Set problem: Repeat the material below exactly, line for line.

Records to process:
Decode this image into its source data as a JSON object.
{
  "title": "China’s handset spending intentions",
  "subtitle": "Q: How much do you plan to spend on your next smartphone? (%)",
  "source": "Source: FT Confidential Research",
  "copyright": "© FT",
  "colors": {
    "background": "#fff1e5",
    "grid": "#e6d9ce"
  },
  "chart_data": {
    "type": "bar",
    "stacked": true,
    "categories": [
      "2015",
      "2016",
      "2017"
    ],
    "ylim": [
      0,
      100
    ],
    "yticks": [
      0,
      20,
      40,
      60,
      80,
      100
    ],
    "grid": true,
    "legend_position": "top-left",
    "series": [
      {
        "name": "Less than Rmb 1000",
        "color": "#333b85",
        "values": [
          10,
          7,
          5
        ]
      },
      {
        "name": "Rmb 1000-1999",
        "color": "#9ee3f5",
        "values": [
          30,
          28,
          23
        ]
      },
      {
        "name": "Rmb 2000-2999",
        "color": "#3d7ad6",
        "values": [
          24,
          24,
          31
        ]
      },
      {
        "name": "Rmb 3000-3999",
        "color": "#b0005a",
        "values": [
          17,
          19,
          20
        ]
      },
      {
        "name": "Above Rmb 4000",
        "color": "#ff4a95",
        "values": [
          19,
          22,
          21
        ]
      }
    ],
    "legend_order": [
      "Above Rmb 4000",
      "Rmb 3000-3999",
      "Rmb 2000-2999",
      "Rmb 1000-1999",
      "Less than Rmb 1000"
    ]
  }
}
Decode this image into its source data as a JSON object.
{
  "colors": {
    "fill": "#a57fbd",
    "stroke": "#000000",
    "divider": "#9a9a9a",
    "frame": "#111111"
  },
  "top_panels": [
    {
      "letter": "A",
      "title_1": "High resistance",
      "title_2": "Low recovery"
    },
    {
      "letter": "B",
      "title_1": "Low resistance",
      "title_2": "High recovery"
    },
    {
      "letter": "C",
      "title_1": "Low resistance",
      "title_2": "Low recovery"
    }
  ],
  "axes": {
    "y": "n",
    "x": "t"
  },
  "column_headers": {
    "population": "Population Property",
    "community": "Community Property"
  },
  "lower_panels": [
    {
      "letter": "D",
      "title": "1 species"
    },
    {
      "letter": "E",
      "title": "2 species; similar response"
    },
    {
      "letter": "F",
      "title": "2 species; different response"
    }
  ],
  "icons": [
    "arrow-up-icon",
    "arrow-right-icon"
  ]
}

Task result:
Decode this image into its source data as a JSON object.
{
  "title": "China’s handset spending intentions",
  "subtitle": "Q: How much do you plan to spend on your next smartphone? (%)",
  "source": "Source: FT Confidential Research",
  "copyright": "© FT",
  "colors": {
    "background": "#fff1e5",
    "grid": "#e6d9ce"
  },
  "chart_data": {
    "type": "bar",
    "stacked": true,
    "categories": [
      "2015",
      "2016",
      "2017"
    ],
    "ylim": [
      0,
      100
    ],
    "yticks": [
      0,
      20,
      40,
      60,
      80,
      100
    ],
    "grid": true,
    "legend_position": "top-left",
    "series": [
      {
        "name": "Less than Rmb 1000",
        "color": "#333b85",
        "values": [
          10,
          7,
          5
        ]
      },
      {
        "name": "Rmb 1000-1999",
        "color": "#9ee3f5",
        "values": [
          30,
          28,
          23
        ]
      },
      {
        "name": "Rmb 2000-2999",
        "color": "#3d7ad6",
        "values": [
          24,
          24,
          31
        ]
      },
      {
        "name": "Rmb 3000-3999",
        "color": "#b0005a",
        "values": [
          17,
          19,
          20
        ]
      },
      {
        "name": "Above Rmb 4000",
        "color": "#ff4a95",
        "values": [
          19,
          22,
          21
        ]
      }
    ],
    "legend_order": [
      "Above Rmb 4000",
      "Rmb 3000-3999",
      "Rmb 2000-2999",
      "Rmb 1000-1999",
      "Less than Rmb 1000"
    ]
  }
}
Decode this image into its source data as a JSON object.
{
  "colors": {
    "fill": "#a57fbd",
    "stroke": "#000000",
    "divider": "#9a9a9a",
    "frame": "#111111"
  },
  "top_panels": [
    {
      "letter": "A",
      "title_1": "High resistance",
      "title_2": "Low recovery"
    },
    {
      "letter": "B",
      "title_1": "Low resistance",
      "title_2": "High recovery"
    },
    {
      "letter": "C",
      "title_1": "Low resistance",
      "title_2": "Low recovery"
    }
  ],
  "axes": {
    "y": "n",
    "x": "t"
  },
  "column_headers": {
    "population": "Population Property",
    "community": "Community Property"
  },
  "lower_panels": [
    {
      "letter": "D",
      "title": "1 species"
    },
    {
      "letter": "E",
      "title": "2 species; similar response"
    },
    {
      "letter": "F",
      "title": "2 species; different response"
    }
  ],
  "icons": [
    "arrow-up-icon",
    "arrow-right-icon"
  ]
}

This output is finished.